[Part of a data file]

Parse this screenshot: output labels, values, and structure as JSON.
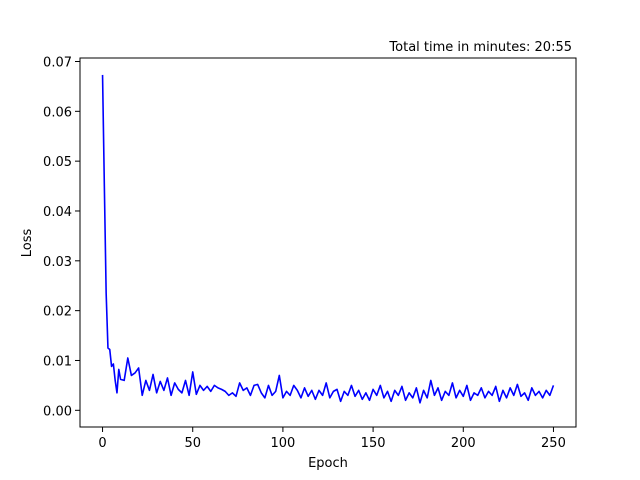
{
  "chart_data": {
    "type": "line",
    "title": "Total time in minutes: 20:55",
    "xlabel": "Epoch",
    "ylabel": "Loss",
    "xlim": [
      -12.5,
      262.5
    ],
    "ylim": [
      -0.00335,
      0.0707
    ],
    "xticks": [
      0,
      50,
      100,
      150,
      200,
      250
    ],
    "xtick_labels": [
      "0",
      "50",
      "100",
      "150",
      "200",
      "250"
    ],
    "yticks": [
      0.0,
      0.01,
      0.02,
      0.03,
      0.04,
      0.05,
      0.06,
      0.07
    ],
    "ytick_labels": [
      "0.00",
      "0.01",
      "0.02",
      "0.03",
      "0.04",
      "0.05",
      "0.06",
      "0.07"
    ],
    "grid": false,
    "legend": "none",
    "series": [
      {
        "color": "#0000ff",
        "x": [
          0,
          1,
          2,
          3,
          4,
          5,
          6,
          7,
          8,
          9,
          10,
          12,
          14,
          16,
          18,
          20,
          22,
          24,
          26,
          28,
          30,
          32,
          34,
          36,
          38,
          40,
          42,
          44,
          46,
          48,
          50,
          52,
          54,
          56,
          58,
          60,
          62,
          64,
          66,
          68,
          70,
          72,
          74,
          76,
          78,
          80,
          82,
          84,
          86,
          88,
          90,
          92,
          94,
          96,
          98,
          100,
          102,
          104,
          106,
          108,
          110,
          112,
          114,
          116,
          118,
          120,
          122,
          124,
          126,
          128,
          130,
          132,
          134,
          136,
          138,
          140,
          142,
          144,
          146,
          148,
          150,
          152,
          154,
          156,
          158,
          160,
          162,
          164,
          166,
          168,
          170,
          172,
          174,
          176,
          178,
          180,
          182,
          184,
          186,
          188,
          190,
          192,
          194,
          196,
          198,
          200,
          202,
          204,
          206,
          208,
          210,
          212,
          214,
          216,
          218,
          220,
          222,
          224,
          226,
          228,
          230,
          232,
          234,
          236,
          238,
          240,
          242,
          244,
          246,
          248,
          250
        ],
        "y": [
          0.0673,
          0.045,
          0.0235,
          0.0125,
          0.0122,
          0.0088,
          0.0093,
          0.006,
          0.0035,
          0.0082,
          0.0062,
          0.006,
          0.0105,
          0.007,
          0.0075,
          0.0085,
          0.003,
          0.006,
          0.004,
          0.0072,
          0.0035,
          0.0058,
          0.004,
          0.0065,
          0.003,
          0.0055,
          0.0042,
          0.0035,
          0.006,
          0.003,
          0.0077,
          0.0032,
          0.005,
          0.004,
          0.0048,
          0.0038,
          0.005,
          0.0045,
          0.0042,
          0.0038,
          0.003,
          0.0035,
          0.0028,
          0.0055,
          0.004,
          0.0045,
          0.003,
          0.005,
          0.0052,
          0.0035,
          0.0025,
          0.005,
          0.003,
          0.0038,
          0.007,
          0.0025,
          0.0038,
          0.003,
          0.005,
          0.004,
          0.0025,
          0.0045,
          0.0028,
          0.004,
          0.0022,
          0.004,
          0.003,
          0.0055,
          0.0025,
          0.0038,
          0.0042,
          0.0018,
          0.0038,
          0.003,
          0.005,
          0.0028,
          0.004,
          0.0022,
          0.0035,
          0.002,
          0.0042,
          0.003,
          0.005,
          0.0025,
          0.0038,
          0.0018,
          0.004,
          0.003,
          0.0048,
          0.002,
          0.0035,
          0.0025,
          0.0045,
          0.0015,
          0.004,
          0.0025,
          0.006,
          0.003,
          0.0045,
          0.002,
          0.0038,
          0.003,
          0.0055,
          0.0025,
          0.004,
          0.0028,
          0.005,
          0.002,
          0.0035,
          0.003,
          0.0045,
          0.0025,
          0.0038,
          0.003,
          0.0048,
          0.0018,
          0.004,
          0.0025,
          0.0045,
          0.003,
          0.0052,
          0.0028,
          0.0035,
          0.002,
          0.0045,
          0.003,
          0.0038,
          0.0025,
          0.004,
          0.003,
          0.005
        ]
      }
    ]
  }
}
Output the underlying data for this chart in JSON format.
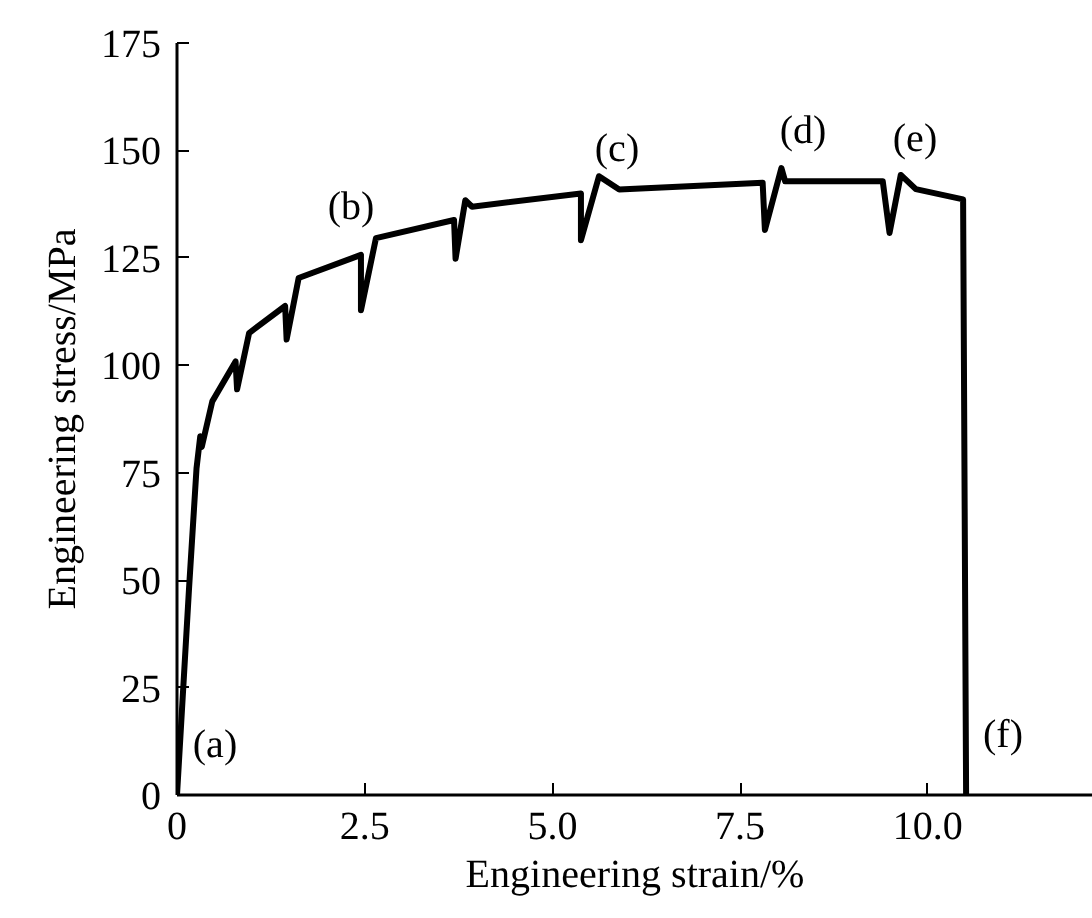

REQUEST: Give the number of lines in the entries above that include the string "this". No other output is expected.

OUTPUT OF THE TASK: 2